Document extract:
===
In our model, we set the number of layers of BI-GCN to be 2, and the number of layers of densely connected GCN is L = 3. Parameter α is set to 3 for joint training.

Baselines and Comparison Result

To verify the superior performance of the model in this paper, we compare it with a series of recent related models and we contrast it with some mainstream models listed below.

• NovelTagging (Zheng et al., 2017) proposes an end-to-end model based on LSTM and adopts a new tagging method to solve the task of joint extraction of entities and relations.

• GraphRel (Fu et al., 2019) extracts the hidden features of nodes through the stacked GCN of two stages, and trains the loss function of two stages together to realize the joint extraction of entities and relations.

• AntNRE (Sun et al., 2019) detects the entity span by sequence tagging, deduces the entity relation type based on GCN in the entity-relation bigraph, and trains the two subtasks jointly.

• CopyRe (Zeng et al., 2018) uses two different decoding strategies to generate relations, and then extracts entities and relations jointly based on the copy mechanism. We compare the results with the MultiDecoder.
===
To do:
1. List every baseline model that the excerpt on joint extraction of entities and relations compares against, by the name it gives each one.
2. In the entries below, quote each line from the start of the entries up to and including the line that contains "candle bbox=[262, 309, 266, 312]".
===
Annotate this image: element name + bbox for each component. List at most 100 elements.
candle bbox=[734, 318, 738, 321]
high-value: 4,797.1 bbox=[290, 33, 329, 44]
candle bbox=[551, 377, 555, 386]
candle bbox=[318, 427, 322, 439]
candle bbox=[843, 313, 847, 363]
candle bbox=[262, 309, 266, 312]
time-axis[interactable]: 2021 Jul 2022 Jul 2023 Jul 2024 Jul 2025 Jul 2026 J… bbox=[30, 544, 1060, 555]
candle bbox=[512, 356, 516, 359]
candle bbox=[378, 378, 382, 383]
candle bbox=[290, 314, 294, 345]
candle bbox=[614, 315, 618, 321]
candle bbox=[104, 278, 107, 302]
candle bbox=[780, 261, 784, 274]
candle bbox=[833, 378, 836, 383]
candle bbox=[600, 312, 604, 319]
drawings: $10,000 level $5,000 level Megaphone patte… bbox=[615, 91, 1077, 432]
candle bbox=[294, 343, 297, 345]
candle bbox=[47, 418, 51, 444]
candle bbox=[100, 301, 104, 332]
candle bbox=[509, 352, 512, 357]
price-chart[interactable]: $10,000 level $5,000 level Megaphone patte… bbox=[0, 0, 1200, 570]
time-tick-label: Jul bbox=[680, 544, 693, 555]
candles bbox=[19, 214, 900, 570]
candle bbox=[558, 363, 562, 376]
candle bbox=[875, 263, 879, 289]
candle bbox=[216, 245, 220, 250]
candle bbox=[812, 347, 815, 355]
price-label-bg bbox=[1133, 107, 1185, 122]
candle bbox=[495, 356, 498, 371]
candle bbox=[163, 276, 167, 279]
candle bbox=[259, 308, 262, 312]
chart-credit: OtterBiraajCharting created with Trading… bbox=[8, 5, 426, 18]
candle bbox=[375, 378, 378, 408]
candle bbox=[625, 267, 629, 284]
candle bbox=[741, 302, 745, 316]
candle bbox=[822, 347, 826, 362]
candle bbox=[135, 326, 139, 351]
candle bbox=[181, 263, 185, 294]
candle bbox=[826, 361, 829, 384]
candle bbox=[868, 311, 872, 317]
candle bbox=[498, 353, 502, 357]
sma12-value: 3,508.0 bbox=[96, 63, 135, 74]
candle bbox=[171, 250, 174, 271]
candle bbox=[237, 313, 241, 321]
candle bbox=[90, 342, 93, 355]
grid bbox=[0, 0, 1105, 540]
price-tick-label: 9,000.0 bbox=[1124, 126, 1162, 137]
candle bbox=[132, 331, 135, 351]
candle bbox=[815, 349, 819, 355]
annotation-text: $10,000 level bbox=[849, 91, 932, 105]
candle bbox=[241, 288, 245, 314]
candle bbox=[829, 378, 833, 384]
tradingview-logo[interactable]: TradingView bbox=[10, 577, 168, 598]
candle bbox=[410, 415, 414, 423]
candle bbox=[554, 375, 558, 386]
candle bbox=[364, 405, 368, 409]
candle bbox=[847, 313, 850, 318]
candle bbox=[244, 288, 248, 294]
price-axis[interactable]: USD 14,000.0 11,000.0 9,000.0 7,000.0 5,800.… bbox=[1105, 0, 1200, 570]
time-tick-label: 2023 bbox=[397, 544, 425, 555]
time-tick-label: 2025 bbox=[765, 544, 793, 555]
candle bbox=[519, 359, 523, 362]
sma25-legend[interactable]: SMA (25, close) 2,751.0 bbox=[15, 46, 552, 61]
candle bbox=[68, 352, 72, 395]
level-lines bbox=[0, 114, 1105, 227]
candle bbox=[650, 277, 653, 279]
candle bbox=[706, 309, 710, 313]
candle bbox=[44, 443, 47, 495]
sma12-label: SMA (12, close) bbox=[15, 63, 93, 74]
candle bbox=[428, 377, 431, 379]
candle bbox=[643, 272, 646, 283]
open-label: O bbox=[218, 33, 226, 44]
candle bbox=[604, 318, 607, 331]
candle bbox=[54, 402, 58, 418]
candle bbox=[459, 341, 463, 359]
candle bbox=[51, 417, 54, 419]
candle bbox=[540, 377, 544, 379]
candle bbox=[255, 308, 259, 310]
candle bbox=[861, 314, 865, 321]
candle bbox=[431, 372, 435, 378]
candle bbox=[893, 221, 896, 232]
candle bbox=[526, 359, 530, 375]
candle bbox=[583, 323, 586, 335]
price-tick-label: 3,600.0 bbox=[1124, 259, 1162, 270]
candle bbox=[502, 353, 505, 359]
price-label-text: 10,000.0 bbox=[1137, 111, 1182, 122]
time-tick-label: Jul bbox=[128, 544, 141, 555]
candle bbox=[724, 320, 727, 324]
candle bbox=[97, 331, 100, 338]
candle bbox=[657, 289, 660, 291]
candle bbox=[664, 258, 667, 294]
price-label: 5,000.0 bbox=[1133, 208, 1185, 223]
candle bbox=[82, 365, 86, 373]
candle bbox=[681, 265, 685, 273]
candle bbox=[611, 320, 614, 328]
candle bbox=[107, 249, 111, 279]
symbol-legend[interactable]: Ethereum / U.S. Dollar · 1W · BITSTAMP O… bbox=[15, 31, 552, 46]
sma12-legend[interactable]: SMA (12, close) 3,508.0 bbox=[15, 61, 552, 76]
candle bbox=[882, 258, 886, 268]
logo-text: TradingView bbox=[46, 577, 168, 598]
===
Answers to the exercise:
1. NovelTagging, GraphRel, AntNRE, CopyRe

2.
Annotate this image: element name + bbox for each component. List at most 100 elements.
candle bbox=[734, 318, 738, 321]
high-value: 4,797.1 bbox=[290, 33, 329, 44]
candle bbox=[551, 377, 555, 386]
candle bbox=[318, 427, 322, 439]
candle bbox=[843, 313, 847, 363]
candle bbox=[262, 309, 266, 312]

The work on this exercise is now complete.